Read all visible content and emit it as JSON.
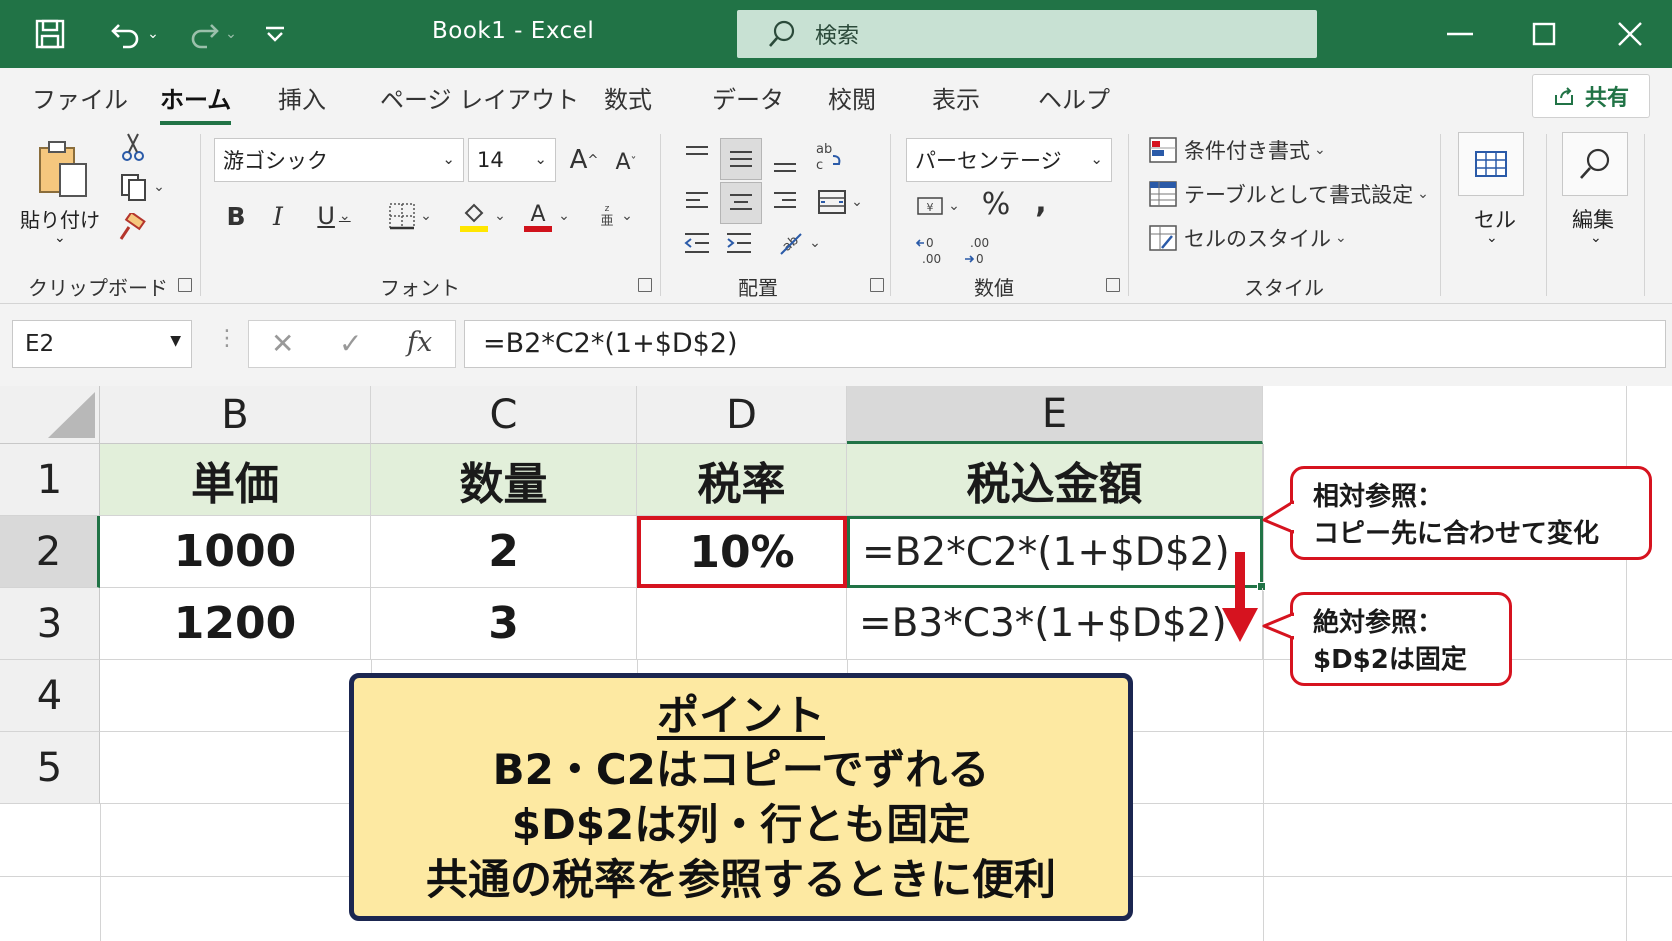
{
  "window": {
    "title": "Book1  -  Excel",
    "search_label": "検索"
  },
  "tabs": [
    "ファイル",
    "ホーム",
    "挿入",
    "ページ レイアウト",
    "数式",
    "データ",
    "校閲",
    "表示",
    "ヘルプ"
  ],
  "active_tab": "ホーム",
  "share_label": "共有",
  "ribbon": {
    "clipboard": {
      "paste_label": "貼り付け",
      "group_label": "クリップボード"
    },
    "font": {
      "font_name": "游ゴシック",
      "font_size": "14",
      "group_label": "フォント"
    },
    "alignment": {
      "group_label": "配置"
    },
    "number": {
      "format": "パーセンテージ",
      "group_label": "数値"
    },
    "styles": {
      "conditional": "条件付き書式",
      "table": "テーブルとして書式設定",
      "cell_styles": "セルのスタイル",
      "group_label": "スタイル"
    },
    "cells_label": "セル",
    "edit_label": "編集"
  },
  "formula_bar": {
    "name_box": "E2",
    "fx": "fx",
    "formula": "=B2*C2*(1+$D$2)"
  },
  "grid": {
    "columns": [
      "B",
      "C",
      "D",
      "E"
    ],
    "rows": [
      "1",
      "2",
      "3",
      "4",
      "5"
    ],
    "headers": [
      "単価",
      "数量",
      "税率",
      "税込金額"
    ],
    "row2": [
      "1000",
      "2",
      "10%",
      "=B2*C2*(1+$D$2)"
    ],
    "row3": [
      "1200",
      "3",
      "",
      "=B3*C3*(1+$D$2)"
    ]
  },
  "callouts": {
    "relative": {
      "line1": "相対参照：",
      "line2": "コピー先に合わせて変化"
    },
    "absolute": {
      "line1": "絶対参照：",
      "line2": "$D$2は固定"
    }
  },
  "point_box": {
    "title": "ポイント",
    "lines": [
      "B2・C2はコピーでずれる",
      "$D$2は列・行とも固定",
      "共通の税率を参照するときに便利"
    ]
  },
  "colors": {
    "excel_green": "#217346",
    "header_fill": "#e2efda",
    "accent_red": "#d6131f",
    "point_fill": "#fde9a2",
    "point_border": "#1b2650"
  }
}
******
DIRECTION:
All of the material above should be reproduced exactly, except the pictures.

RESPONSE:
Read all visible content and emit it as JSON.
{
  "window": {
    "title": "Book1  -  Excel",
    "search_label": "検索"
  },
  "tabs": [
    "ファイル",
    "ホーム",
    "挿入",
    "ページ レイアウト",
    "数式",
    "データ",
    "校閲",
    "表示",
    "ヘルプ"
  ],
  "active_tab": "ホーム",
  "share_label": "共有",
  "ribbon": {
    "clipboard": {
      "paste_label": "貼り付け",
      "group_label": "クリップボード"
    },
    "font": {
      "font_name": "游ゴシック",
      "font_size": "14",
      "group_label": "フォント"
    },
    "alignment": {
      "group_label": "配置"
    },
    "number": {
      "format": "パーセンテージ",
      "group_label": "数値"
    },
    "styles": {
      "conditional": "条件付き書式",
      "table": "テーブルとして書式設定",
      "cell_styles": "セルのスタイル",
      "group_label": "スタイル"
    },
    "cells_label": "セル",
    "edit_label": "編集"
  },
  "formula_bar": {
    "name_box": "E2",
    "fx": "fx",
    "formula": "=B2*C2*(1+$D$2)"
  },
  "grid": {
    "columns": [
      "B",
      "C",
      "D",
      "E"
    ],
    "rows": [
      "1",
      "2",
      "3",
      "4",
      "5"
    ],
    "headers": [
      "単価",
      "数量",
      "税率",
      "税込金額"
    ],
    "row2": [
      "1000",
      "2",
      "10%",
      "=B2*C2*(1+$D$2)"
    ],
    "row3": [
      "1200",
      "3",
      "",
      "=B3*C3*(1+$D$2)"
    ]
  },
  "callouts": {
    "relative": {
      "line1": "相対参照：",
      "line2": "コピー先に合わせて変化"
    },
    "absolute": {
      "line1": "絶対参照：",
      "line2": "$D$2は固定"
    }
  },
  "point_box": {
    "title": "ポイント",
    "lines": [
      "B2・C2はコピーでずれる",
      "$D$2は列・行とも固定",
      "共通の税率を参照するときに便利"
    ]
  },
  "colors": {
    "excel_green": "#217346",
    "header_fill": "#e2efda",
    "accent_red": "#d6131f",
    "point_fill": "#fde9a2",
    "point_border": "#1b2650"
  }
}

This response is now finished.